(Figure data in JSON)
○ ○ ○ ○

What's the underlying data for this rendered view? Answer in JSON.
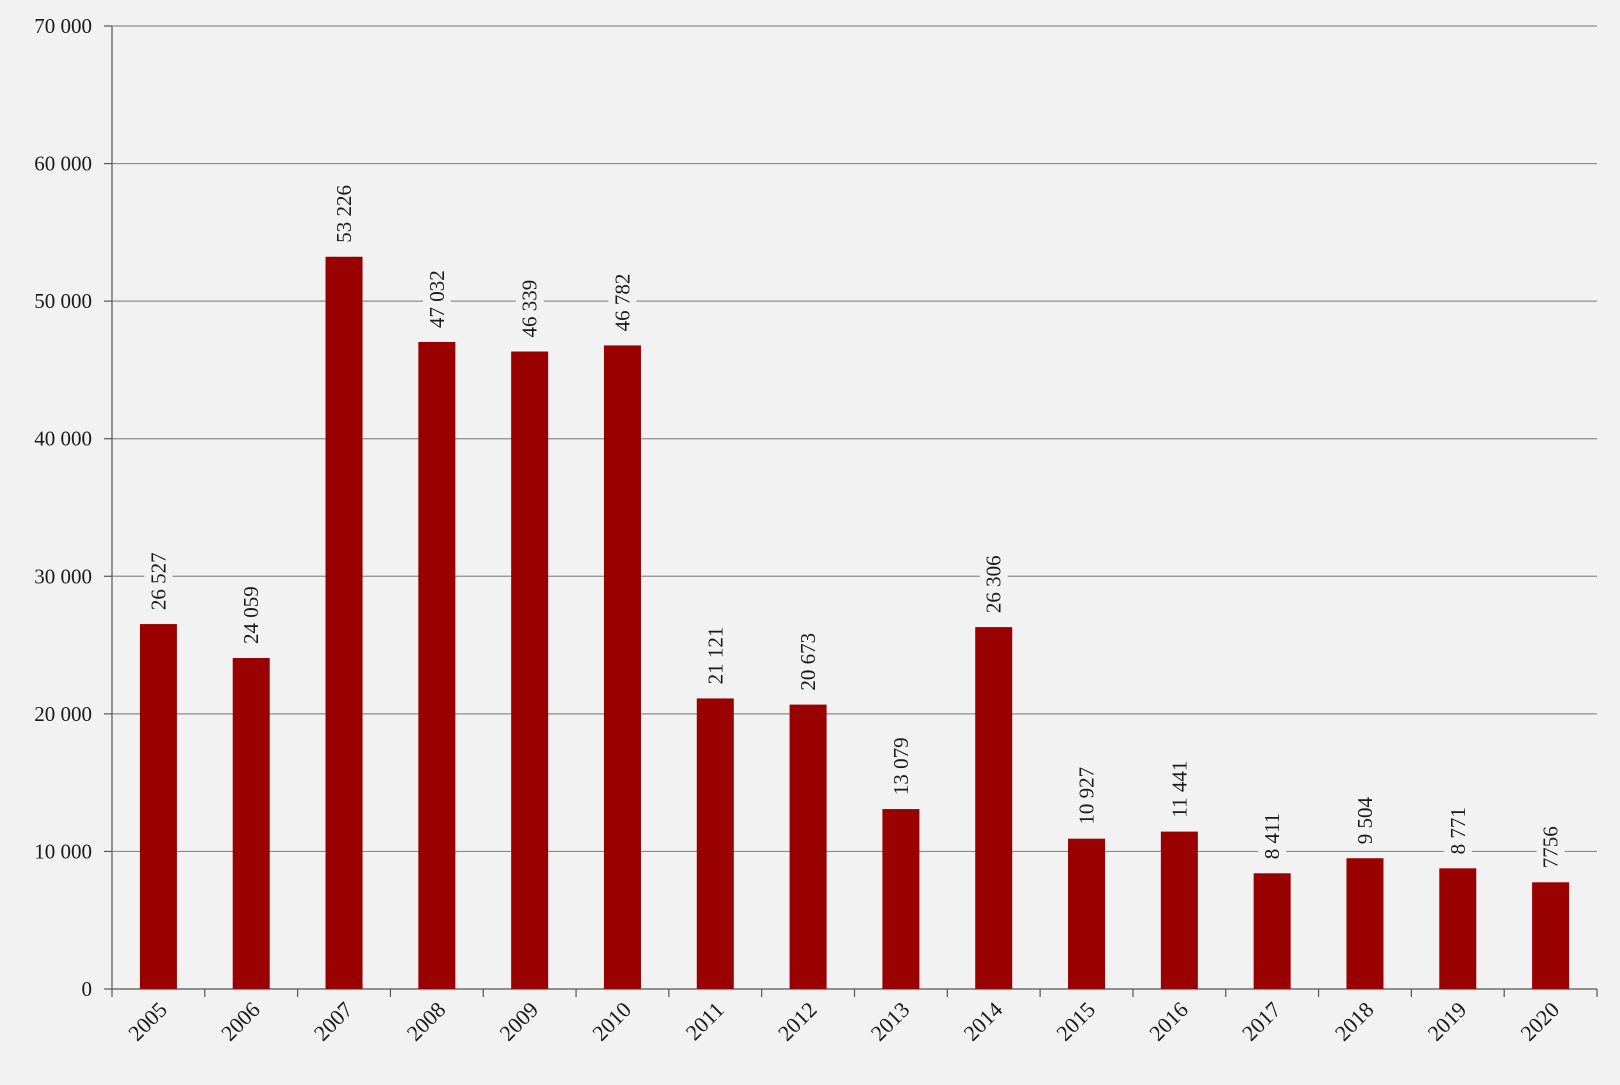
{
  "chart_data": {
    "type": "bar",
    "title": "",
    "xlabel": "",
    "ylabel": "",
    "categories": [
      "2005",
      "2006",
      "2007",
      "2008",
      "2009",
      "2010",
      "2011",
      "2012",
      "2013",
      "2014",
      "2015",
      "2016",
      "2017",
      "2018",
      "2019",
      "2020"
    ],
    "values": [
      26527,
      24059,
      53226,
      47032,
      46339,
      46782,
      21121,
      20673,
      13079,
      26306,
      10927,
      11441,
      8411,
      9504,
      8771,
      7756
    ],
    "value_labels": [
      "26 527",
      "24 059",
      "53 226",
      "47 032",
      "46 339",
      "46 782",
      "21 121",
      "20 673",
      "13 079",
      "26 306",
      "10 927",
      "11 441",
      "8 411",
      "9 504",
      "8 771",
      "7756"
    ],
    "ylim": [
      0,
      70000
    ],
    "yticks": [
      0,
      10000,
      20000,
      30000,
      40000,
      50000,
      60000,
      70000
    ],
    "ytick_labels": [
      "0",
      "10 000",
      "20 000",
      "30 000",
      "40 000",
      "50 000",
      "60 000",
      "70 000"
    ],
    "grid": true,
    "legend": "none",
    "colors": {
      "bar": "#990000",
      "grid": "#8c8c8c",
      "background": "#f2f2f2"
    }
  }
}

○ ○ ○ ○

Instructions for the task ▸ Without the pictures, repeat the listing above exactly.

Response to this exercise ▸
What's the underlying data for this rendered view? Answer in JSON.
{
  "chart_data": {
    "type": "bar",
    "title": "",
    "xlabel": "",
    "ylabel": "",
    "categories": [
      "2005",
      "2006",
      "2007",
      "2008",
      "2009",
      "2010",
      "2011",
      "2012",
      "2013",
      "2014",
      "2015",
      "2016",
      "2017",
      "2018",
      "2019",
      "2020"
    ],
    "values": [
      26527,
      24059,
      53226,
      47032,
      46339,
      46782,
      21121,
      20673,
      13079,
      26306,
      10927,
      11441,
      8411,
      9504,
      8771,
      7756
    ],
    "value_labels": [
      "26 527",
      "24 059",
      "53 226",
      "47 032",
      "46 339",
      "46 782",
      "21 121",
      "20 673",
      "13 079",
      "26 306",
      "10 927",
      "11 441",
      "8 411",
      "9 504",
      "8 771",
      "7756"
    ],
    "ylim": [
      0,
      70000
    ],
    "yticks": [
      0,
      10000,
      20000,
      30000,
      40000,
      50000,
      60000,
      70000
    ],
    "ytick_labels": [
      "0",
      "10 000",
      "20 000",
      "30 000",
      "40 000",
      "50 000",
      "60 000",
      "70 000"
    ],
    "grid": true,
    "legend": "none",
    "colors": {
      "bar": "#990000",
      "grid": "#8c8c8c",
      "background": "#f2f2f2"
    }
  }
}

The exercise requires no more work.